··· Records for this task

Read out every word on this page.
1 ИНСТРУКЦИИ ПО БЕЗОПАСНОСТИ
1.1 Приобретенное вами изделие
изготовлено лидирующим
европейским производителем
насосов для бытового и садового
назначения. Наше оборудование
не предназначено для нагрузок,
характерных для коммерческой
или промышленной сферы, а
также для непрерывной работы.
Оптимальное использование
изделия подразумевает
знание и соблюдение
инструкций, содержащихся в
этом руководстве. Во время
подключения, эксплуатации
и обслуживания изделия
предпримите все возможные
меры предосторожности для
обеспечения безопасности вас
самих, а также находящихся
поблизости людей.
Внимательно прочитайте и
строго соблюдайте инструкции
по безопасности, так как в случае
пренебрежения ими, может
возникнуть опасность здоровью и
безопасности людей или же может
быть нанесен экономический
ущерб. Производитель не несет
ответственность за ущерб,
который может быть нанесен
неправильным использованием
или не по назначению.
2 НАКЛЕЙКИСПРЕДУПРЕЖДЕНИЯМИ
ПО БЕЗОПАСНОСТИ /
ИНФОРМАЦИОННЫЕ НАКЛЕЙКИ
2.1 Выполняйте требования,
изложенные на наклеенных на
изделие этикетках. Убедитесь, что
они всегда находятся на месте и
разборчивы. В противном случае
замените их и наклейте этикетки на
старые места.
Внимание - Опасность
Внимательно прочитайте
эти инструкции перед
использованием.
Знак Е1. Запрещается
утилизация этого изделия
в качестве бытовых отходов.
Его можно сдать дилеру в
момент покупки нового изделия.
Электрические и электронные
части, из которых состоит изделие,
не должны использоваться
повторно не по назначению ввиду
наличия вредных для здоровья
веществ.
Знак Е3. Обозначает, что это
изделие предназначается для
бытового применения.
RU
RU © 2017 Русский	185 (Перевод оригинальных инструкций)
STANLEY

······

What you should do:
Of the lines in the material, how many contain the word "случае"? Reply with the number and nothing else.

Reply:
2